## Do this
Count every line that has the word "name". Give the number, without anything more.

## Supplied records

>> Start

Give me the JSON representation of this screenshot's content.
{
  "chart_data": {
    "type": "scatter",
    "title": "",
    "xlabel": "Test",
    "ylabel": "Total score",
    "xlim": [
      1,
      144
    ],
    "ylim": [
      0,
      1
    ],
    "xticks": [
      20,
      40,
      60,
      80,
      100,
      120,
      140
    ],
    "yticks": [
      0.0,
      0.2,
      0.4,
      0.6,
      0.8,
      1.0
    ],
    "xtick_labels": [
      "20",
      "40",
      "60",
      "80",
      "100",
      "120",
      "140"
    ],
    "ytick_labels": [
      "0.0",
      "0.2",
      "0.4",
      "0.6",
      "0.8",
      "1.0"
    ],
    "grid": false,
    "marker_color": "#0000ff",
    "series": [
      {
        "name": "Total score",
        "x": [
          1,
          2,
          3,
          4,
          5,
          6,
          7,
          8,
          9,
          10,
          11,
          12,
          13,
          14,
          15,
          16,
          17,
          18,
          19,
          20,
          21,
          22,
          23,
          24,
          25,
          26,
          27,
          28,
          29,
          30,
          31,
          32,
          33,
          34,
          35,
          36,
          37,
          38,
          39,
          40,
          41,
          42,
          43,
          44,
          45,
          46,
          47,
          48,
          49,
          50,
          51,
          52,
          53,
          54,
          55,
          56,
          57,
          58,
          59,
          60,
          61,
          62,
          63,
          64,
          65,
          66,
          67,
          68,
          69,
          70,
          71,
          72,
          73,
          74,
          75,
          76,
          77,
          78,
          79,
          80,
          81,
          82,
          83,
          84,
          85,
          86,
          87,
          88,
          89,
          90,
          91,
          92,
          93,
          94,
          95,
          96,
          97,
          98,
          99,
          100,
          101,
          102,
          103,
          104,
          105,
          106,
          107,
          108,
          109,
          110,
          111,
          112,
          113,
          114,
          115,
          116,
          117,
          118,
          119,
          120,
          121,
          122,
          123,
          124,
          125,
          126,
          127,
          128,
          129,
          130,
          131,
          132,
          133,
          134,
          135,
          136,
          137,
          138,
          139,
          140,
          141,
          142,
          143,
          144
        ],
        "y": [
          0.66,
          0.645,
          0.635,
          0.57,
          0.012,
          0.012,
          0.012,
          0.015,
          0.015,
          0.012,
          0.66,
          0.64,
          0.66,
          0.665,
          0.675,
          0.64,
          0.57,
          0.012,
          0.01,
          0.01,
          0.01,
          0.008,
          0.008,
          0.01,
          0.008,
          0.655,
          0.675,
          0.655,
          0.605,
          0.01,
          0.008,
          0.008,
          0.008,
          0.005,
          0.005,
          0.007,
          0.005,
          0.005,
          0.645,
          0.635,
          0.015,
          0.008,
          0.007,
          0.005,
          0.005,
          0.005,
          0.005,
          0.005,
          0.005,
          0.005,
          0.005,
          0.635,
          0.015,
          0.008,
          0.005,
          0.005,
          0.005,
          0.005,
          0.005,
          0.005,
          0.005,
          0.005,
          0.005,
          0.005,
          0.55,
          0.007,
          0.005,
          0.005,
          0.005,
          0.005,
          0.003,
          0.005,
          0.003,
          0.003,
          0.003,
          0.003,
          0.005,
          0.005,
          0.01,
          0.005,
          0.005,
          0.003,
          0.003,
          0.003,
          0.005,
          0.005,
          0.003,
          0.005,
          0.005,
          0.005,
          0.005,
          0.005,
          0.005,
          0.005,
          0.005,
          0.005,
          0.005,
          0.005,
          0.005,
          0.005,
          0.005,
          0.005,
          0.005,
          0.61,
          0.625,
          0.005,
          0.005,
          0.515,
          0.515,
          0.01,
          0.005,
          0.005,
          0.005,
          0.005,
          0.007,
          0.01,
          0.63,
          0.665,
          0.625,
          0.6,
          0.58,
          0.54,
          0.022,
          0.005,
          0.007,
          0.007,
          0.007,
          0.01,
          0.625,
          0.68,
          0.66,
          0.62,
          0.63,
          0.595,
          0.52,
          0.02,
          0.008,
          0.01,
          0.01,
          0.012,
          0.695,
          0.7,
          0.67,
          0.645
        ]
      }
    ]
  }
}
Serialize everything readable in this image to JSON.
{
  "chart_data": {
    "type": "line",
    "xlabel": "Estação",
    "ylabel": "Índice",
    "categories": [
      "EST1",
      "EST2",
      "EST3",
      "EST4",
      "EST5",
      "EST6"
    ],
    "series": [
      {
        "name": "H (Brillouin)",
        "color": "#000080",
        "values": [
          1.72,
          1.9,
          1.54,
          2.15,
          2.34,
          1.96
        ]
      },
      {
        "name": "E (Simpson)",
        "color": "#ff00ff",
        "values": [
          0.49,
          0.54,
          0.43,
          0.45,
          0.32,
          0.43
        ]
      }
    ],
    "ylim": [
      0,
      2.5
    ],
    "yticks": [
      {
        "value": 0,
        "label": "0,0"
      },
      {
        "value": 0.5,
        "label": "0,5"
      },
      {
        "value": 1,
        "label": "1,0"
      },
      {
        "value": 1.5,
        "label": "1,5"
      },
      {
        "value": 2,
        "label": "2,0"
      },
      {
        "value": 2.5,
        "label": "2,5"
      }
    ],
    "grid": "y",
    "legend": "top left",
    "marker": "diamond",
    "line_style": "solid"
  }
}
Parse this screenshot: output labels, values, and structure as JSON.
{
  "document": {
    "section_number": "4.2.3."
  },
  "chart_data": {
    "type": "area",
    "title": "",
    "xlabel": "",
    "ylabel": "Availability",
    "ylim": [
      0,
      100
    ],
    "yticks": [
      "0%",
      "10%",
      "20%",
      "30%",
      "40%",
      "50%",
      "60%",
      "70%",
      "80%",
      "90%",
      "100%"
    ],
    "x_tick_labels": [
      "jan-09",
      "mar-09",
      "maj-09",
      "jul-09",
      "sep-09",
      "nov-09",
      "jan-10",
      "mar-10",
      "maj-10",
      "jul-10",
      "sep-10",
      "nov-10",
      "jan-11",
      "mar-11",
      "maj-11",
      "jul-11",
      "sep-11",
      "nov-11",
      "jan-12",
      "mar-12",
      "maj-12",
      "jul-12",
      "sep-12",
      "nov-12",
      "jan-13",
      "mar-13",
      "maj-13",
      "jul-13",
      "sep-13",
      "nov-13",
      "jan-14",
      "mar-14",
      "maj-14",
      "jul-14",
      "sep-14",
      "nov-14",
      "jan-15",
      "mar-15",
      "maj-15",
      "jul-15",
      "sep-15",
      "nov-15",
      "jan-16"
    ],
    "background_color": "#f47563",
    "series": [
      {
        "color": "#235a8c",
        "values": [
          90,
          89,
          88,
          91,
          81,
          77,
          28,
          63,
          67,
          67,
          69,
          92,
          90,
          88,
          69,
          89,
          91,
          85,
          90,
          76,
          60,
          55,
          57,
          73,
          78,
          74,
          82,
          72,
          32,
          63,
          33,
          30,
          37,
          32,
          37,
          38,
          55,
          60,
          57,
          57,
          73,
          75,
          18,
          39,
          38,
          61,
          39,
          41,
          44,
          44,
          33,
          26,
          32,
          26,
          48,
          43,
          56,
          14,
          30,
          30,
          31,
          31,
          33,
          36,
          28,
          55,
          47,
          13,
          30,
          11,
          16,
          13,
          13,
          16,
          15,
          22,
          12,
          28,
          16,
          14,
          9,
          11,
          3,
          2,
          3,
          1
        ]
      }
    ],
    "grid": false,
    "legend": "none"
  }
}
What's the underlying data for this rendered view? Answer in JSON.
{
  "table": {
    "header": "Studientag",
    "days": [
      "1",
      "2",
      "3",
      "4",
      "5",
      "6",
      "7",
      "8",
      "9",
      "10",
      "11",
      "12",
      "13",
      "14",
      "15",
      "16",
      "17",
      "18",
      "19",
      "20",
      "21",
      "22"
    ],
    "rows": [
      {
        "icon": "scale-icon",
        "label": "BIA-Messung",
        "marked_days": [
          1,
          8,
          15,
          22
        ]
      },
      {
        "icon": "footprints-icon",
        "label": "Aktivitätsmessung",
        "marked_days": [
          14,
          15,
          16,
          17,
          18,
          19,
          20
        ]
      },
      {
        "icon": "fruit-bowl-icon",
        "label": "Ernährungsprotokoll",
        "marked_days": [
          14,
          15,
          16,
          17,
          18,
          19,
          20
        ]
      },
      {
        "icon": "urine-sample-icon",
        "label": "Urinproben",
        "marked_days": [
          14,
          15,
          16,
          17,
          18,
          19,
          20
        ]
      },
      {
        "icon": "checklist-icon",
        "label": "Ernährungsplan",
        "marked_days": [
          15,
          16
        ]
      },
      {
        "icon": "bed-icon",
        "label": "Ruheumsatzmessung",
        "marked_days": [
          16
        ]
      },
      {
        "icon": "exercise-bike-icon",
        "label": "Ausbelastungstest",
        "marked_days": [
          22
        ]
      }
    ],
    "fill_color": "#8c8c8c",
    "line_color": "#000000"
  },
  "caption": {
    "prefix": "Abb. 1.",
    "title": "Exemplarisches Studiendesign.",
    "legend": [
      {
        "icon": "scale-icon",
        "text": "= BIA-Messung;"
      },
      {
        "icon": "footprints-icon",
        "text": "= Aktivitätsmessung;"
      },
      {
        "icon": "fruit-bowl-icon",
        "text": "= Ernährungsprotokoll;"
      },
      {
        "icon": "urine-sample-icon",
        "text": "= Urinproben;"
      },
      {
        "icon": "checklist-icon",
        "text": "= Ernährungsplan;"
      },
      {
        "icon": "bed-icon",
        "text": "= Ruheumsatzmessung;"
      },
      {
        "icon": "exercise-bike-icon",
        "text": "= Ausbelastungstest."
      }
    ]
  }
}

>> End

## The reply
3